BEGIN DATASET EXTRACT

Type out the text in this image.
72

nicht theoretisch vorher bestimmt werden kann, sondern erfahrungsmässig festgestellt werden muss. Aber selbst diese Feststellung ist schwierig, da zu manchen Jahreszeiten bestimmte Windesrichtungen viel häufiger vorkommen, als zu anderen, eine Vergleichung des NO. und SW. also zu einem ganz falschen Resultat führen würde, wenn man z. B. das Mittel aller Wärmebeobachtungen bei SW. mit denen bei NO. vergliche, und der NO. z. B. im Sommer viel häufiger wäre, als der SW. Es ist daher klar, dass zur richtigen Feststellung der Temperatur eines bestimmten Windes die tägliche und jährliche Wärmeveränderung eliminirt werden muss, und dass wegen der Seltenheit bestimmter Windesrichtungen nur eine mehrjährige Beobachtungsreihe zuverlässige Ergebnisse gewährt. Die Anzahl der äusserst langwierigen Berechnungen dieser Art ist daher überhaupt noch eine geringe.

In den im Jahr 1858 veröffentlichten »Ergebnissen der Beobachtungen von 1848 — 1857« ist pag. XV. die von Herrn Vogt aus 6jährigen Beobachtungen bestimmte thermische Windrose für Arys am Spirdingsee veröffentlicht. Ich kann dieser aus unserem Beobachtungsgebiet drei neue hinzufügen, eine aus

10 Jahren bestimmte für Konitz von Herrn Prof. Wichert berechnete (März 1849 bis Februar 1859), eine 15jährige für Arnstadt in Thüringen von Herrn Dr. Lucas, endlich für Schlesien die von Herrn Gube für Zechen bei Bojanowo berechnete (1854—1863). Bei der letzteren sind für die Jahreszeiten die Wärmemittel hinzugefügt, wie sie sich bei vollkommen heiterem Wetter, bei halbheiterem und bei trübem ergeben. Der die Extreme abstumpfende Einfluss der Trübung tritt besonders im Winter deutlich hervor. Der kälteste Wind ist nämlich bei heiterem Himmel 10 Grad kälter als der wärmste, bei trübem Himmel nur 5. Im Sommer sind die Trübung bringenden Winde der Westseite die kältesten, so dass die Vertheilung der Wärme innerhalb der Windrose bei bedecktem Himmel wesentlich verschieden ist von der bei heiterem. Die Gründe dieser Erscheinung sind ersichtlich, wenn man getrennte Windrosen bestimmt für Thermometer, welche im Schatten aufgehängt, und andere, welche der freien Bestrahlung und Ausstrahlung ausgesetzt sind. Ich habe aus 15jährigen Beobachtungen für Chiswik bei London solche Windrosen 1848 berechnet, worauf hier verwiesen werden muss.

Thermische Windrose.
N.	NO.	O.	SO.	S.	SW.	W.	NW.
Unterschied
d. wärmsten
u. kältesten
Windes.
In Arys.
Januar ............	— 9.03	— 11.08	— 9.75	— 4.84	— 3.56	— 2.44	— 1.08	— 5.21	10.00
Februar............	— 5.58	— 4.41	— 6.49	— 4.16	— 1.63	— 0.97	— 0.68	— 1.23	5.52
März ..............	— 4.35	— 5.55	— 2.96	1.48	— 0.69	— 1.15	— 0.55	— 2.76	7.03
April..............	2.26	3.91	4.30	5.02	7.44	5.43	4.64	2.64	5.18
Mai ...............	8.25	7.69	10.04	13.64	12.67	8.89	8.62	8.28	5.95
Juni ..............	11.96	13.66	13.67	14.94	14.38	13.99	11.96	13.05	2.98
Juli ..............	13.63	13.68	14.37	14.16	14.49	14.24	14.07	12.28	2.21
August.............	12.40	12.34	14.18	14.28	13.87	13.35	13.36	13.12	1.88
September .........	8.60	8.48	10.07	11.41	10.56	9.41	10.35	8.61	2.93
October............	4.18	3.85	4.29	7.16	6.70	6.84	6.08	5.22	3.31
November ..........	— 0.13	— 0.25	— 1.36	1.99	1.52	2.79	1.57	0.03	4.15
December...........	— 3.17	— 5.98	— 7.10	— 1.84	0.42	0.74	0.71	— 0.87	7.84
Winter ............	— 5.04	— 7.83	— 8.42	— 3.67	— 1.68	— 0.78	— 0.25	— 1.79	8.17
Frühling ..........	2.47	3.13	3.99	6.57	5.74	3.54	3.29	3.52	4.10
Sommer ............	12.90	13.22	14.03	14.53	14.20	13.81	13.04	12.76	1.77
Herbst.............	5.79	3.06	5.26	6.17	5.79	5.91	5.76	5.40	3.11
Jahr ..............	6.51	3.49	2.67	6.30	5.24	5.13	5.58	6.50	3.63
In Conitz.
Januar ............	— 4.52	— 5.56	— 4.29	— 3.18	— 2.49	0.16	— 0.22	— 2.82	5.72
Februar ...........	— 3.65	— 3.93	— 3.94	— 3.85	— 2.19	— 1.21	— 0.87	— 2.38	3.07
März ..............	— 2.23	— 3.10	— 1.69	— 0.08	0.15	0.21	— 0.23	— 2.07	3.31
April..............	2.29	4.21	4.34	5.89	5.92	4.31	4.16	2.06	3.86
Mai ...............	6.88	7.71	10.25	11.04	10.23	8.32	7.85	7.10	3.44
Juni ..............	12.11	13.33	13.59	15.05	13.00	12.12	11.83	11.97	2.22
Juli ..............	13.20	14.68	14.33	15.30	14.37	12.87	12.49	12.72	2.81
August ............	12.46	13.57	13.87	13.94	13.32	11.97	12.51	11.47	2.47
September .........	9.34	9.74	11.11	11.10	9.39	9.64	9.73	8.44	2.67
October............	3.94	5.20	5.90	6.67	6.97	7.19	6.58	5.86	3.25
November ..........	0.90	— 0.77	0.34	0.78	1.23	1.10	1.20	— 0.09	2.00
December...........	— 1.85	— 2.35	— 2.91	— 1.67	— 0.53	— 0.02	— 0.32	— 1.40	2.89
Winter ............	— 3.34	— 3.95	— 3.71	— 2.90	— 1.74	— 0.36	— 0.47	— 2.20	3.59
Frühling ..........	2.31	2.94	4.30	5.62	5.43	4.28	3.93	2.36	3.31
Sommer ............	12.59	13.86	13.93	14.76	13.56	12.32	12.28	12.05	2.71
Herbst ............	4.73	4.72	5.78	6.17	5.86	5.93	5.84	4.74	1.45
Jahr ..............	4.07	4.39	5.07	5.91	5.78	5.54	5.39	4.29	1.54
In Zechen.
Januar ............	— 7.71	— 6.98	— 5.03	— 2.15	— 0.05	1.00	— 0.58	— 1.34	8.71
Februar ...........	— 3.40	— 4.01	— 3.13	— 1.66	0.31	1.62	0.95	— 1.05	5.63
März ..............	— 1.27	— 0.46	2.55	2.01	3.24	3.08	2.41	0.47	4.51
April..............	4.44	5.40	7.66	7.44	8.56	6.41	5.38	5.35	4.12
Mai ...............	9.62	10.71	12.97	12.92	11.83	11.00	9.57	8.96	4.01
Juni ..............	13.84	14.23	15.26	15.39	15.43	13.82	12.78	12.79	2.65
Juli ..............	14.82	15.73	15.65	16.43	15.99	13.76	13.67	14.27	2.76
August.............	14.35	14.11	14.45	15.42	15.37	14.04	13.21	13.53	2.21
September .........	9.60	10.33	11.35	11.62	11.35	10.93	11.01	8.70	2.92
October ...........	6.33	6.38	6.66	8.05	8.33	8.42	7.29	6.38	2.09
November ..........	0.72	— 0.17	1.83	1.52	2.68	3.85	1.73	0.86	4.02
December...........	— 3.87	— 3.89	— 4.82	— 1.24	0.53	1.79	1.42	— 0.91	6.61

END DATASET EXTRACT

— WHAT YOU ARE ASKED TO DO —
Pick out the lines that include the word "September" and write them out.

— FINAL ANSWER —
September .........	8.60	8.48	10.07	11.41	10.56	9.41	10.35	8.61	2.93
September .........	9.34	9.74	11.11	11.10	9.39	9.64	9.73	8.44	2.67
September .........	9.60	10.33	11.35	11.62	11.35	10.93	11.01	8.70	2.92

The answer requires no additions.